• [RECORD EXTRACTS]:
================================

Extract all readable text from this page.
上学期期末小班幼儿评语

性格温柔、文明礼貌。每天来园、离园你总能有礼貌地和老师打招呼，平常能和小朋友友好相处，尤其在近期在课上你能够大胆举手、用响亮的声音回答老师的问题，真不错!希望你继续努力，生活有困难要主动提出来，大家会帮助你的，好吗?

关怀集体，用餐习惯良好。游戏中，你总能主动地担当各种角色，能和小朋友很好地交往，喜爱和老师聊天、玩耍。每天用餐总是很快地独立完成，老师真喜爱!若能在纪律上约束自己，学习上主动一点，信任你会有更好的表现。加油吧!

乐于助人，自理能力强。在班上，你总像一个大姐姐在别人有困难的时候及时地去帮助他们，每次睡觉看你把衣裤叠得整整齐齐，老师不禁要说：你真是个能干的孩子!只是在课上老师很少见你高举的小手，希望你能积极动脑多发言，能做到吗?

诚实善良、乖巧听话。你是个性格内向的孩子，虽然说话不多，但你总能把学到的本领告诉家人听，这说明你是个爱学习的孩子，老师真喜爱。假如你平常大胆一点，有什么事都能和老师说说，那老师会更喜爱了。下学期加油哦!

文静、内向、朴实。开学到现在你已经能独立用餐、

================================

• [PROBLEM REQUIREMENTS]:
Copy out every line from the data above that has "老师真喜爱" in it.

• [COMPLETED EXERCISE]:
关怀集体，用餐习惯良好。游戏中，你总能主动地担当各种角色，能和小朋友很好地交往，喜爱和老师聊天、玩耍。每天用餐总是很快地独立完成，老师真喜爱!若能在纪律上约束自己，学习上主动一点，信任你会有更好的表现。加油吧!
诚实善良、乖巧听话。你是个性格内向的孩子，虽然说话不多，但你总能把学到的本领告诉家人听，这说明你是个爱学习的孩子，老师真喜爱。假如你平常大胆一点，有什么事都能和老师说说，那老师会更喜爱了。下学期加油哦!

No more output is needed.